(Work to be completed): Identify the lines that include the word "Read", then copy all of them.

(Records)
-*-*-

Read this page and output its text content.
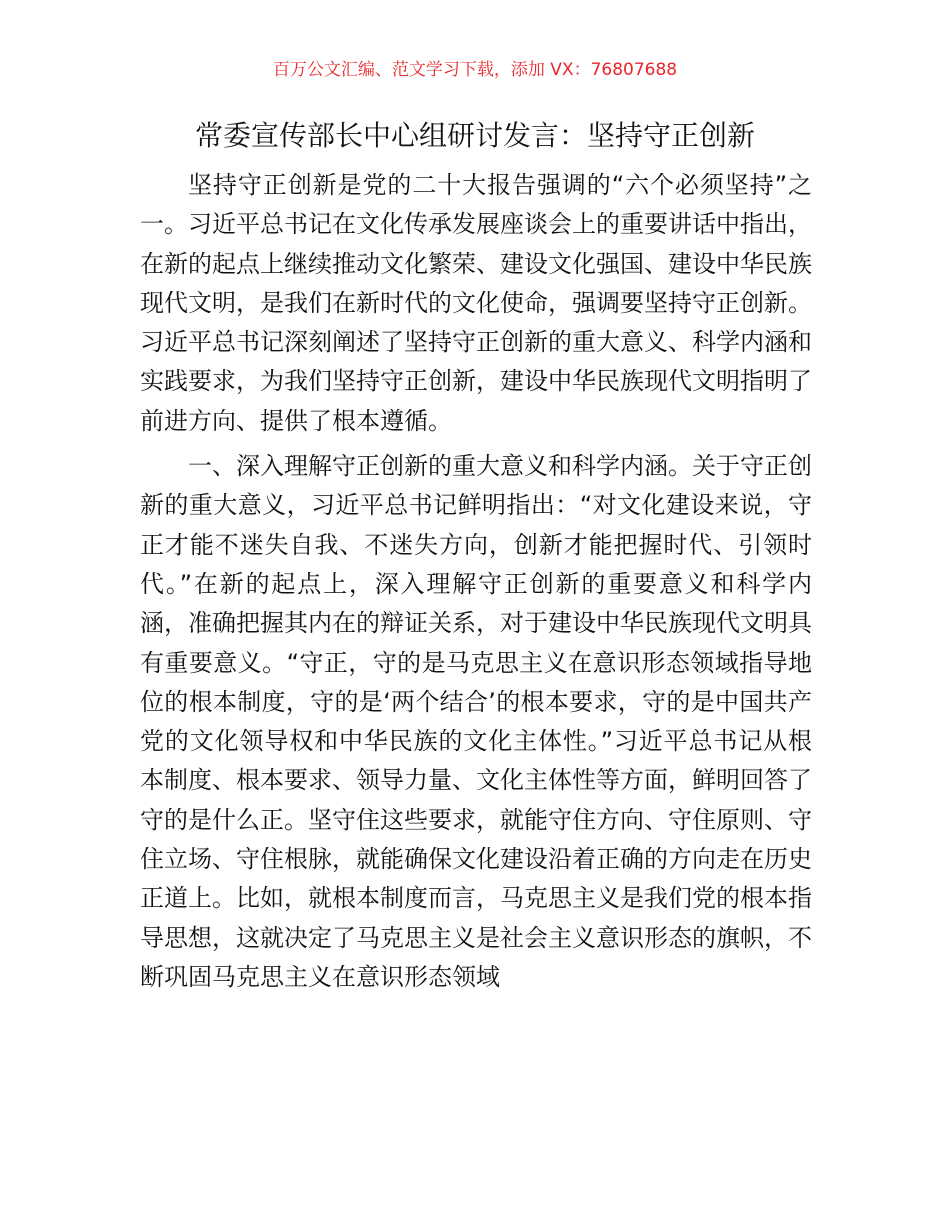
百万公文汇编、范文学习下载，添加 VX：76807688
常委宣传部长中心组研讨发言：坚持守正创新

坚持守正创新是党的二十大报告强调的“六个必须坚持”之一。习近平总书记在文化传承发展座谈会上的重要讲话中指出，在新的起点上继续推动文化繁荣、建设文化强国、建设中华民族现代文明，是我们在新时代的文化使命，强调要坚持守正创新。习近平总书记深刻阐述了坚持守正创新的重大意义、科学内涵和实践要求，为我们坚持守正创新，建设中华民族现代文明指明了前进方向、提供了根本遵循。

一、深入理解守正创新的重大意义和科学内涵。关于守正创新的重大意义，习近平总书记鲜明指出：“对文化建设来说，守正才能不迷失自我、不迷失方向，创新才能把握时代、引领时代。”在新的起点上，深入理解守正创新的重要意义和科学内涵，准确把握其内在的辩证关系，对于建设中华民族现代文明具有重要意义。“守正，守的是马克思主义在意识形态领域指导地位的根本制度，守的是‘两个结合’的根本要求，守的是中国共产党的文化领导权和中华民族的文化主体性。”习近平总书记从根本制度、根本要求、领导力量、文化主体性等方面，鲜明回答了守的是什么正。坚守住这些要求，就能守住方向、守住原则、守住立场、守住根脉，就能确保文化建设沿着正确的方向走在历史正道上。比如，就根本制度而言，马克思主义是我们党的根本指导思想，这就决定了马克思主义是社会主义意识形态的旗帜，不断巩固马克思主义在意识形态领域
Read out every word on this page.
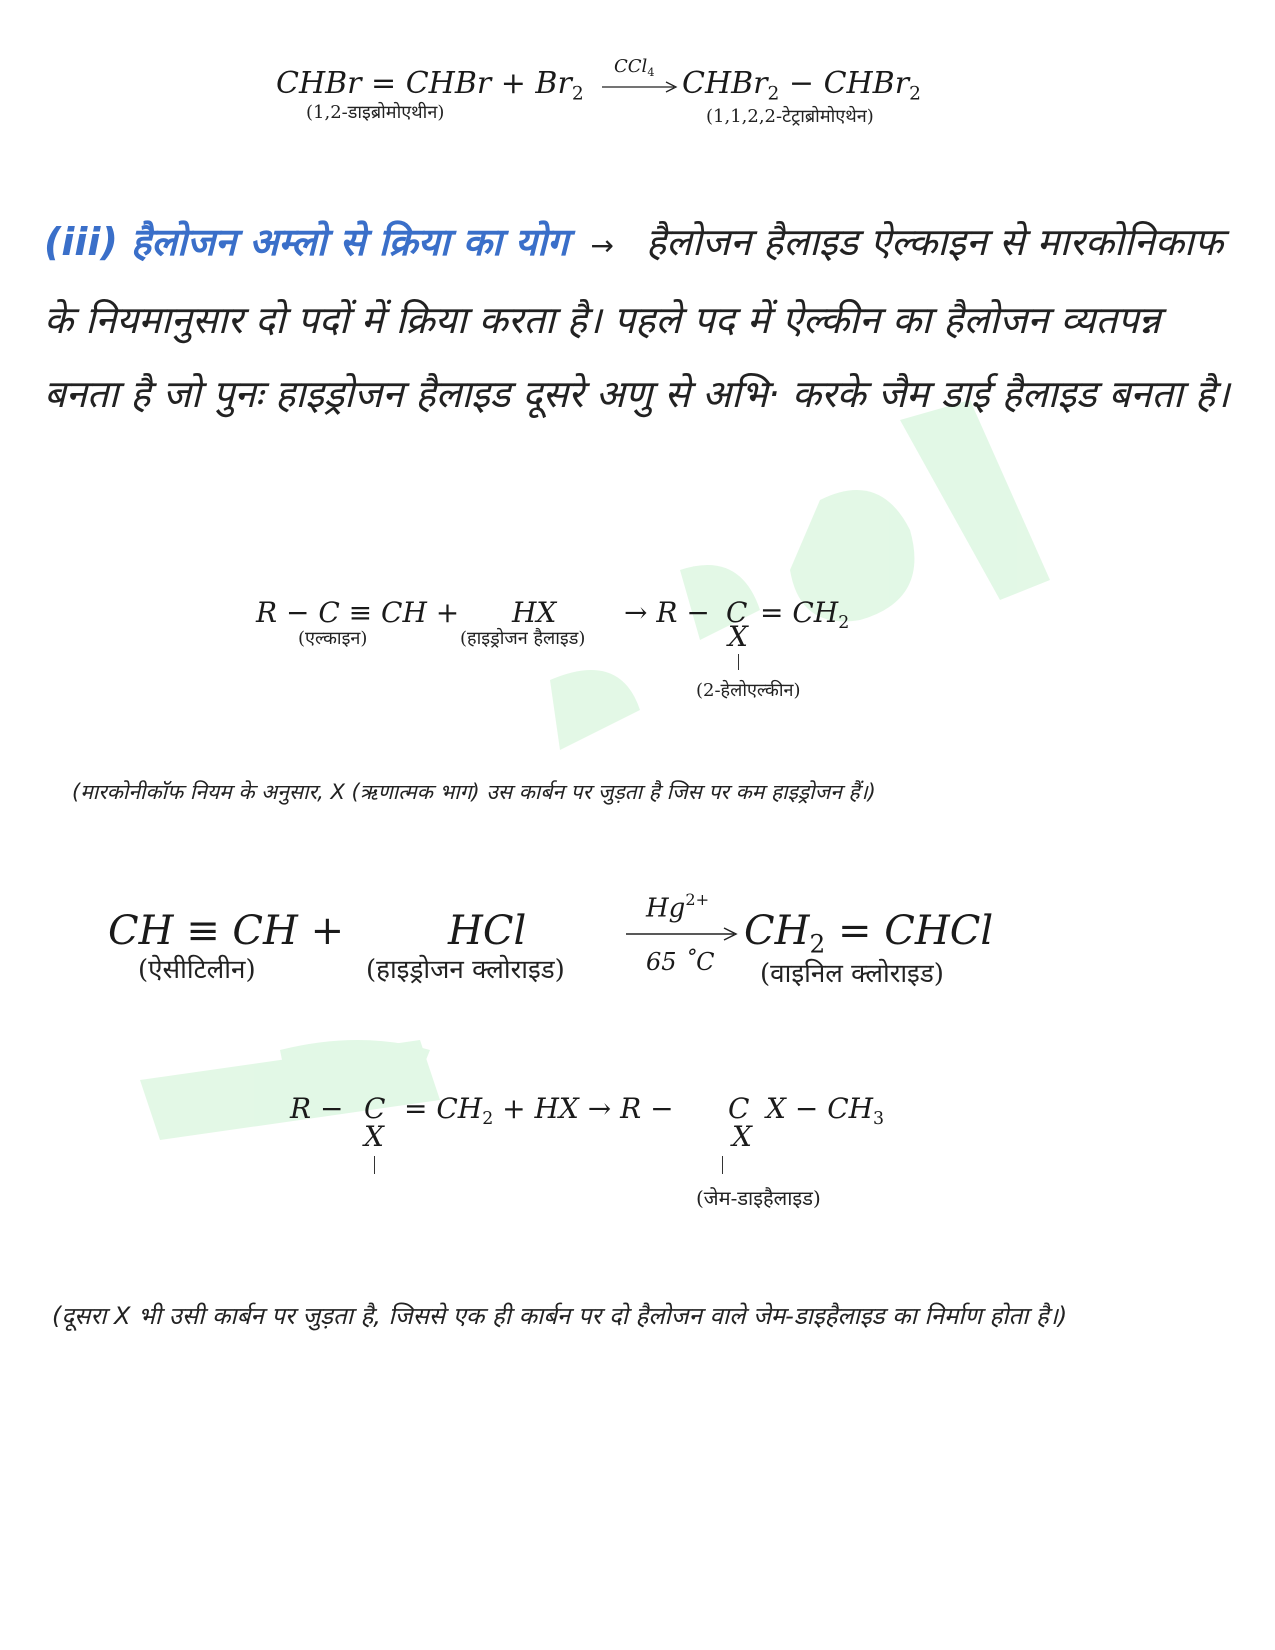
CHBr = CHBr + $Br_2$
CCl$_4$ CHBr$_2$ − CHBr$_2$
(1,2-डाइब्रोमोएथीन)	(1,1,2,2-टेट्राब्रोमोएथेन)
(iii) हैलोजन अम्लो से क्रिया का योग → हैलोजन हैलाइड ऐल्काइन से मारकोनिकाफ के नियमानुसार दो पदों में क्रिया करता है। पहले पद में ऐल्कीन का हैलोजन व्यतपन्न बनता है जो पुनः हाइड्रोजन हैलाइड दूसरे अणु से अभि· करके जैम डाई हैलाइड बनता है।
R − C ≡ CH + HX → $R - C = CH_2$
X
(एल्काइन)	(हाइड्रोजन हैलाइड)
(2-हेलोएल्कीन)
(मारकोनीकॉफ नियम के अनुसार, X (ऋणात्मक भाग) उस कार्बन पर जुड़ता है जिस पर कम हाइड्रोजन हैं।)
CH ≡ CH +	HCl	$Hg^{2+}$
65 ˚C
$CH_2$ = CHCl
(ऐसीटिलीन)	(हाइड्रोजन क्लोराइड)	(वाइनिल क्लोराइड)
$R - C = CH_2$ + HX → R − C $X - CH_3$
X	X
(जेम-डाइहैलाइड)
(दूसरा X भी उसी कार्बन पर जुड़ता है, जिससे एक ही कार्बन पर दो हैलोजन वाले जेम-डाइहैलाइड का निर्माण होता है।)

-*-*-

(Solution to this problem):
Read this page and output its text content.
Read out every word on this page.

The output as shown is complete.